* **Exercise goal**: Pick out each line containing the string "受益匪浅".
┄┄┄┄┄┄┄┄┄┄
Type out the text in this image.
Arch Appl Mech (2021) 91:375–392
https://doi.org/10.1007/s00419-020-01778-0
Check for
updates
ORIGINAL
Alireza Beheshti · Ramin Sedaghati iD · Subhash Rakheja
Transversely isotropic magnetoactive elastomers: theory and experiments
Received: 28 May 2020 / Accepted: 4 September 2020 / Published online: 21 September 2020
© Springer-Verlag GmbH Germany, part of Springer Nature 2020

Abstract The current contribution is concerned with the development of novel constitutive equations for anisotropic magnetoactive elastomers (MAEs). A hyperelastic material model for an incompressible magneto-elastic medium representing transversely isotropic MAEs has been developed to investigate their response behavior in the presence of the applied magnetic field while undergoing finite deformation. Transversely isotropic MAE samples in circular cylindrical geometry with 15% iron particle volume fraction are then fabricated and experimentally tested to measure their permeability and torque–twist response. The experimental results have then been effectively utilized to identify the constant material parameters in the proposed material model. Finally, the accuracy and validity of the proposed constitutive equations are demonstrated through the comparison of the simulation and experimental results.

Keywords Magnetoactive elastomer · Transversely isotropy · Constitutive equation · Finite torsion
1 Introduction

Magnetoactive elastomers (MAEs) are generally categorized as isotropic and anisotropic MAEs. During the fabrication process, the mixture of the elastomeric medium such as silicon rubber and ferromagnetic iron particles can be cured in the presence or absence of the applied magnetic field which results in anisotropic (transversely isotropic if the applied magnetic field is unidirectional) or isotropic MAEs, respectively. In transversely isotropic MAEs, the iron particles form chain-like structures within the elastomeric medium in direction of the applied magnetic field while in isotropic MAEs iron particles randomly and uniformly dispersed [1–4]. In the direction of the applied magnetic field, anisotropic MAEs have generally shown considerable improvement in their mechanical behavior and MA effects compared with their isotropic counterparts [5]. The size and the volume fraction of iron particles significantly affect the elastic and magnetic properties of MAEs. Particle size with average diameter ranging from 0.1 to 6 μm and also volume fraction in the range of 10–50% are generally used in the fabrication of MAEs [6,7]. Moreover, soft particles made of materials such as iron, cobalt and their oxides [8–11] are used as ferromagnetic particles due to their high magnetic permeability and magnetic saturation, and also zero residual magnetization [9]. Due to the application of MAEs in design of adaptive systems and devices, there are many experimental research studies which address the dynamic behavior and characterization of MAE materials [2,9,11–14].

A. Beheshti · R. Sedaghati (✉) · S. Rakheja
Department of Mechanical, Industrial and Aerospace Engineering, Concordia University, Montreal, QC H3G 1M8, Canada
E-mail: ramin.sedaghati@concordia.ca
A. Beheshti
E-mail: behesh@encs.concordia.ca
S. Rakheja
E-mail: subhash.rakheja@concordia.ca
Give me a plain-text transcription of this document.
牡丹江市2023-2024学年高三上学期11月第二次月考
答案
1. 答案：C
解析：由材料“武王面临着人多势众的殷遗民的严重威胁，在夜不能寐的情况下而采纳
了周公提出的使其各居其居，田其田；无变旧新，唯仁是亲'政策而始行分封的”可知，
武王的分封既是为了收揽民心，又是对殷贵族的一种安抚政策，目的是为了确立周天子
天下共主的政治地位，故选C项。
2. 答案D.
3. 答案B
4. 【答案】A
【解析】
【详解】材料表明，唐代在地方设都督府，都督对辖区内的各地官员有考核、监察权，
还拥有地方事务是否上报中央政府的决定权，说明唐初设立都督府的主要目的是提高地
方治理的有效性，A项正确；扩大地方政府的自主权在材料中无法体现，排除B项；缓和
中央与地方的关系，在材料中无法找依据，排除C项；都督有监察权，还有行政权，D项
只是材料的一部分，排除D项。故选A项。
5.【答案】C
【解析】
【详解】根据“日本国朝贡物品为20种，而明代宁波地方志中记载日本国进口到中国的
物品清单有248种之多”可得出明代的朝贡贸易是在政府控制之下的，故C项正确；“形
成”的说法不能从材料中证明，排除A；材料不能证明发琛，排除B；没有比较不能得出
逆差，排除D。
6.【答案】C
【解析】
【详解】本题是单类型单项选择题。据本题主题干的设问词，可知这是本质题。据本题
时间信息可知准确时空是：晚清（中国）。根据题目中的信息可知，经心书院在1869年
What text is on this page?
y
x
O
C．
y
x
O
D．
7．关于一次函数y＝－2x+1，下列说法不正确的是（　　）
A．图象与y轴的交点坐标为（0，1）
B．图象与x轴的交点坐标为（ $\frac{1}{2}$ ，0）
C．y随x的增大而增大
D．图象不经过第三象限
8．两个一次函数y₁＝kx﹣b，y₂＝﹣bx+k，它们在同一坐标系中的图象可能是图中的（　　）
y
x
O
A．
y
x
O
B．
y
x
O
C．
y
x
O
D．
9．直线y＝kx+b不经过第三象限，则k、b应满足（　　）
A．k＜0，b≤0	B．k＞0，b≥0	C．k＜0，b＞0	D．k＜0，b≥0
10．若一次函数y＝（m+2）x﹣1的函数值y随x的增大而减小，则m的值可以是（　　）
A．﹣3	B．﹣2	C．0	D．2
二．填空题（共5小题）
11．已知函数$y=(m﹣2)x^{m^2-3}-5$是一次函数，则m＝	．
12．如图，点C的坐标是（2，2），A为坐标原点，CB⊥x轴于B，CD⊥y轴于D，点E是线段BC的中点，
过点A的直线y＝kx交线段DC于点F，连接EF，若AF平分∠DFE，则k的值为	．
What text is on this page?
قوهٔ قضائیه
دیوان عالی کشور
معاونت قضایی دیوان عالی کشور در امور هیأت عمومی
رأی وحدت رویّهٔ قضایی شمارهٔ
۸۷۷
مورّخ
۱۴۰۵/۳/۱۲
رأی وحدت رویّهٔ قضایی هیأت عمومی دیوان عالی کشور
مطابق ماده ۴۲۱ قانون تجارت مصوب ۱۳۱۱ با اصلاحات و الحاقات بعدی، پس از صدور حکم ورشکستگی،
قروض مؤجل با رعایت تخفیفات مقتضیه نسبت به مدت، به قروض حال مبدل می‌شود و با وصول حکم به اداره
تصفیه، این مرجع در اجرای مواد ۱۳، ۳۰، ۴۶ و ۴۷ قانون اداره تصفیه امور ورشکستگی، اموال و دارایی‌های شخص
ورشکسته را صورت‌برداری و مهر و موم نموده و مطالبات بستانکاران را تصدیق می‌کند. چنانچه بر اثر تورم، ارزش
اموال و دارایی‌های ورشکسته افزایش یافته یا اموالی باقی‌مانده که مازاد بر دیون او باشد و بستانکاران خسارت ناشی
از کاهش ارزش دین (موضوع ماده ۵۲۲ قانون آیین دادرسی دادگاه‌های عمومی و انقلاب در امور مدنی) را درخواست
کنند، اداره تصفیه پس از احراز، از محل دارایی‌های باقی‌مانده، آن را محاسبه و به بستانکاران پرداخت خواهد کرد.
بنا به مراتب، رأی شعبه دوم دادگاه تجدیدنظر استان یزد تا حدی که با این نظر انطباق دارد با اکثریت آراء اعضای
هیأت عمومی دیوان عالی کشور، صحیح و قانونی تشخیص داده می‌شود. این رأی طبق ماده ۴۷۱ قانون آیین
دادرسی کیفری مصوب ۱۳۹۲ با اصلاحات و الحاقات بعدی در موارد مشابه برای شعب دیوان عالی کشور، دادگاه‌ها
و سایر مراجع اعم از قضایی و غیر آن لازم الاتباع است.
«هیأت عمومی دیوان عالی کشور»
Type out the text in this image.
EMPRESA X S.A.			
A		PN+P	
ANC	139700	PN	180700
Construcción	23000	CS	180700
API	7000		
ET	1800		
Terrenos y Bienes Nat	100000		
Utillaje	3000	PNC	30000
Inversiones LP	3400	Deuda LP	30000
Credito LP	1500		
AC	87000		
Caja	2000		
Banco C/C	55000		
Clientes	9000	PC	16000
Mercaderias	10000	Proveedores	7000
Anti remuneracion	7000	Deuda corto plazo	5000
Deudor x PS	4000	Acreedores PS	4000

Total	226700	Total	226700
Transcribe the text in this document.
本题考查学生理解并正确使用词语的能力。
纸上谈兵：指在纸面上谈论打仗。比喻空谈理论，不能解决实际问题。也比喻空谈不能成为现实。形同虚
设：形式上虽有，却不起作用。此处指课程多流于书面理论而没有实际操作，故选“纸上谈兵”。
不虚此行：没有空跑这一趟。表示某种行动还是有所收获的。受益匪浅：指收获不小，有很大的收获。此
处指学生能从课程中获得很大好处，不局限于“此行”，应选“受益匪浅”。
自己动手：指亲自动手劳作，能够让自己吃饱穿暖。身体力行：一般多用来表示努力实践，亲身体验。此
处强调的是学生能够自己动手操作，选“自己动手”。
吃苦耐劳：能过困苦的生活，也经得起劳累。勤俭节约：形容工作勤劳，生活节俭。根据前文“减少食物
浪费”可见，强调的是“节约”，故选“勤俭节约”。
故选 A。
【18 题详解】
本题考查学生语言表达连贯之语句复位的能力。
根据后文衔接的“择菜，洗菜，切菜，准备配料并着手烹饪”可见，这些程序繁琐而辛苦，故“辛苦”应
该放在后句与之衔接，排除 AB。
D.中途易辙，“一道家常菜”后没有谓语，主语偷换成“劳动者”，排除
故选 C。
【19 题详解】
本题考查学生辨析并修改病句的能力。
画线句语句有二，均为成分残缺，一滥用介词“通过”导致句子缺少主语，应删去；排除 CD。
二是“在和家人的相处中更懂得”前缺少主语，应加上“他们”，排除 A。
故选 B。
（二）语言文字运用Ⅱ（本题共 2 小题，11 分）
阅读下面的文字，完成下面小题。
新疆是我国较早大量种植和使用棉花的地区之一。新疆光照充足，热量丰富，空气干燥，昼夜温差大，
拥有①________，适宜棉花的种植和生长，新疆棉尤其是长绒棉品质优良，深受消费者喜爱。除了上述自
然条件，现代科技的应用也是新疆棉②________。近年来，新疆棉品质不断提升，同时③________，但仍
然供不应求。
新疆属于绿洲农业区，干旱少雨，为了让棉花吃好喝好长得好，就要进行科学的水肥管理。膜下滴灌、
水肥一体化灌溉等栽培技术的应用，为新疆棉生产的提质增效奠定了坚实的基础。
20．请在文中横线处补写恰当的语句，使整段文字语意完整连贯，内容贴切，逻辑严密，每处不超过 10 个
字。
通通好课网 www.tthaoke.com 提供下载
┄┄┄┄┄┄┄┄┄┄
* **Final result**:
不虚此行：没有空跑这一趟。表示某种行动还是有所收获的。受益匪浅：指收获不小，有很大的收获。此
处指学生能从课程中获得很大好处，不局限于“此行”，应选“受益匪浅”。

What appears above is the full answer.